» **Extracted records**
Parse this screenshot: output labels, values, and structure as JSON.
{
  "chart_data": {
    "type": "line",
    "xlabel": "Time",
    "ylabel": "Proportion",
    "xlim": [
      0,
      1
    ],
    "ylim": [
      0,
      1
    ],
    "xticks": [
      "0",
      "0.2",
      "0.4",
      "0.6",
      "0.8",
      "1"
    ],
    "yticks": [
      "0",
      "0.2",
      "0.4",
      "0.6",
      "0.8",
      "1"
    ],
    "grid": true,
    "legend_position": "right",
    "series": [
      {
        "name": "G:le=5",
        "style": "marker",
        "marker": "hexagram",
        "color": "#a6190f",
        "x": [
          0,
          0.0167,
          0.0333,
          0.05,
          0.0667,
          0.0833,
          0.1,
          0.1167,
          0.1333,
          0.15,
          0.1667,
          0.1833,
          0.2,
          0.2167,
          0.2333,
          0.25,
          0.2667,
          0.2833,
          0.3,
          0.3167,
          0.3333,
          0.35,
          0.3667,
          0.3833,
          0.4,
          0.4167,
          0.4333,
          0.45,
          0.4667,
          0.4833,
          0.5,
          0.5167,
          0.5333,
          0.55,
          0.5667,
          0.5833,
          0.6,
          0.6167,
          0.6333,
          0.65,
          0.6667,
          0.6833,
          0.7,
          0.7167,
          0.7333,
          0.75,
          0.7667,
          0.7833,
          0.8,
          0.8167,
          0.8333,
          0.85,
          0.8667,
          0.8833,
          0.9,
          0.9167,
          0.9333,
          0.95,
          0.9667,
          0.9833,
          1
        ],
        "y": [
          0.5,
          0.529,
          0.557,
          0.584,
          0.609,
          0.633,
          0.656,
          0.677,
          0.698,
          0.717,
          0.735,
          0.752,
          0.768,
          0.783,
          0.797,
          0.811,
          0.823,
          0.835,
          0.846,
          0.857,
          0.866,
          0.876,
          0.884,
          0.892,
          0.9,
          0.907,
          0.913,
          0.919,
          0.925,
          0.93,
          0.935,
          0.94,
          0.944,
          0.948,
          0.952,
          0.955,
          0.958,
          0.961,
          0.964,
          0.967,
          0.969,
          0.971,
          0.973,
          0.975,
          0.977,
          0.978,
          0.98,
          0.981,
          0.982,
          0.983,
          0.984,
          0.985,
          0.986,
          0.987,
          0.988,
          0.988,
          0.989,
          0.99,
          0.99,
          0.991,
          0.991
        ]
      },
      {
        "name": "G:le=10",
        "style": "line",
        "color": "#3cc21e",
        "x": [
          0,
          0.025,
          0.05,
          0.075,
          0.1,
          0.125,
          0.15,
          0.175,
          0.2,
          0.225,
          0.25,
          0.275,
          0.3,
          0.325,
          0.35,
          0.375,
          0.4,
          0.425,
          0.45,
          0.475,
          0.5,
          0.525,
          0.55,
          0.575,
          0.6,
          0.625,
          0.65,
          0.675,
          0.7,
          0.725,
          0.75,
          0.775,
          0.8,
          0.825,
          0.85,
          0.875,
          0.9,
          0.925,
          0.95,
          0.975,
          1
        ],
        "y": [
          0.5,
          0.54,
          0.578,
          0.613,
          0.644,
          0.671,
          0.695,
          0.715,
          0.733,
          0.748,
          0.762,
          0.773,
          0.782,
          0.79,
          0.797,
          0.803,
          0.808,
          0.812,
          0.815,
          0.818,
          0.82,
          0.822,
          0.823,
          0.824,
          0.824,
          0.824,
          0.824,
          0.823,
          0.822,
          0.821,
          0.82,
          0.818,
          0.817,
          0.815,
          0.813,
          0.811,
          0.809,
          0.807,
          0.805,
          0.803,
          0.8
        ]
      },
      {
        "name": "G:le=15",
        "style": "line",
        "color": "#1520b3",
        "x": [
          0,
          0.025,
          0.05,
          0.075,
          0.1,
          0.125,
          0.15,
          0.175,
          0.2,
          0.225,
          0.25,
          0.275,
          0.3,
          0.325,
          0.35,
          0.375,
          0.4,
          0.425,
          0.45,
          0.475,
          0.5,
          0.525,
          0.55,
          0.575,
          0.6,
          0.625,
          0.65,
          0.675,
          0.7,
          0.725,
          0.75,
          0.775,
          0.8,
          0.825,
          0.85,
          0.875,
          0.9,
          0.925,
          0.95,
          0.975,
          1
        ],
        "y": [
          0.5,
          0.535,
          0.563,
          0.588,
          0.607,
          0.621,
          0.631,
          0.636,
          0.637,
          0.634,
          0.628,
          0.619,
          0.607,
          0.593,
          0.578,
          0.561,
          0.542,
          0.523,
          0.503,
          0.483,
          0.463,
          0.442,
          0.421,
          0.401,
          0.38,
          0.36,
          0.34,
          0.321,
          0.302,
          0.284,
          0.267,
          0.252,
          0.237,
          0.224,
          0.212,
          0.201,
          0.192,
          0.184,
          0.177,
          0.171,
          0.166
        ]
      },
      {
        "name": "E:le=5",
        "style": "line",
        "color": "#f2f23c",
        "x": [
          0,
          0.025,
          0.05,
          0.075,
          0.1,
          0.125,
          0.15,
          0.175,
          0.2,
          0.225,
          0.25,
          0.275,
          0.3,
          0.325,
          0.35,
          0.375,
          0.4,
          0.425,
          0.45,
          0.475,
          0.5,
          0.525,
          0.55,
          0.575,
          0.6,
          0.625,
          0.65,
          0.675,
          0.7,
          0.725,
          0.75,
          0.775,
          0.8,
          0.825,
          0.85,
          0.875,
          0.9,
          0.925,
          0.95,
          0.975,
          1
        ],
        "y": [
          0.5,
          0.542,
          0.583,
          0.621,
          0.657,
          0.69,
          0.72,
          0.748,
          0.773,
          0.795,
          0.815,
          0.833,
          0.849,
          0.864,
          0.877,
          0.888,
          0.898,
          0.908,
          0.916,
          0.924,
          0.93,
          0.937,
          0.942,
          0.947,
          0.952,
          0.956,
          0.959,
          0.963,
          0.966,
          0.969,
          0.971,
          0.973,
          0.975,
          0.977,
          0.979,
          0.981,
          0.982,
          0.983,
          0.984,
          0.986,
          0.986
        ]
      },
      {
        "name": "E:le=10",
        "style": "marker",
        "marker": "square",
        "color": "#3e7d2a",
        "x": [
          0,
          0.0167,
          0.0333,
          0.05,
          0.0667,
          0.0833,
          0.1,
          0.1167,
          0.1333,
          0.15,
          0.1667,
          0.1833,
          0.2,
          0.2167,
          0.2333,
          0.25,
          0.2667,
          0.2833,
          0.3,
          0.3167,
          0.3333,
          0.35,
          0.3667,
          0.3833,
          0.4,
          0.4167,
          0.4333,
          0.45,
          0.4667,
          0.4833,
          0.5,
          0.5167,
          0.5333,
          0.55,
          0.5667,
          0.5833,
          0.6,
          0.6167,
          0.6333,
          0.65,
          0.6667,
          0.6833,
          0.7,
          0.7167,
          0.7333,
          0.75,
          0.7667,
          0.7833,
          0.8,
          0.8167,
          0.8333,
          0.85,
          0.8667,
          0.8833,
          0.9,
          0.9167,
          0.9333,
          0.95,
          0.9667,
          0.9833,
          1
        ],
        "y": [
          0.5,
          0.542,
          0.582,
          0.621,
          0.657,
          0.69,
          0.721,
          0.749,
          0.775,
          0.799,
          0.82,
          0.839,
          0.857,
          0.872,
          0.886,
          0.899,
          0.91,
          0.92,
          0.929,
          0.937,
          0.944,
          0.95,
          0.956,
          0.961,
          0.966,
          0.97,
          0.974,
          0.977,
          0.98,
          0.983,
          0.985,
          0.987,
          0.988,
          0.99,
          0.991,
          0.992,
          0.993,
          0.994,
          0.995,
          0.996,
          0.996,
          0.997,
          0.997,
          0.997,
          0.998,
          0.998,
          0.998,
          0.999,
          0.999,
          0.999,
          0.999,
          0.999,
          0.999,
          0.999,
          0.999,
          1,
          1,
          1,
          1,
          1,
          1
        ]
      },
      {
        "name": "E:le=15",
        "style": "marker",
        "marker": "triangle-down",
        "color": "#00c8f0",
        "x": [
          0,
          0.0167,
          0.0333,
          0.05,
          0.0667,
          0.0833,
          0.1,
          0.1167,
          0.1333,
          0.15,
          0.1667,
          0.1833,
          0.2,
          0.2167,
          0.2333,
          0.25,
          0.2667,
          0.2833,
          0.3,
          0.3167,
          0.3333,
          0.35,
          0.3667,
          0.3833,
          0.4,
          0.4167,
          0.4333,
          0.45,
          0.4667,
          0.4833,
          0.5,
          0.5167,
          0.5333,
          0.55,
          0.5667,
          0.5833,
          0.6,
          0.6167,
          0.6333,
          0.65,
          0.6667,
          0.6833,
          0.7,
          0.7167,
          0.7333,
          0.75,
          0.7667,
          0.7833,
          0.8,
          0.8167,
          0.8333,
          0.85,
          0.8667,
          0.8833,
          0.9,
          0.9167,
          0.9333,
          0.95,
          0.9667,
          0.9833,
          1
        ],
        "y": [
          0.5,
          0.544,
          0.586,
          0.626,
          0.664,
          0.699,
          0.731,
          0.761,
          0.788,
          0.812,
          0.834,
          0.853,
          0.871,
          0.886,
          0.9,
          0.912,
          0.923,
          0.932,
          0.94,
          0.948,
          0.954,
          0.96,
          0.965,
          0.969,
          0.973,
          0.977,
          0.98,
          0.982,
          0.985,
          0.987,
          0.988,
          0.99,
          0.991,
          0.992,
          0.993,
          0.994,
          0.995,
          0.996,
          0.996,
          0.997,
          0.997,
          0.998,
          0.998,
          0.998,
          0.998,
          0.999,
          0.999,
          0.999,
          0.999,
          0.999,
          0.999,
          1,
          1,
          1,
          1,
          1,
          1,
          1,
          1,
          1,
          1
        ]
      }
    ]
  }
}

» **Aim**
Scan the material line by line and report each one that contains "name".

» **Result for this task**
        "name": "G:le=5",
        "name": "G:le=10",
        "name": "G:le=15",
        "name": "E:le=5",
        "name": "E:le=10",
        "name": "E:le=15",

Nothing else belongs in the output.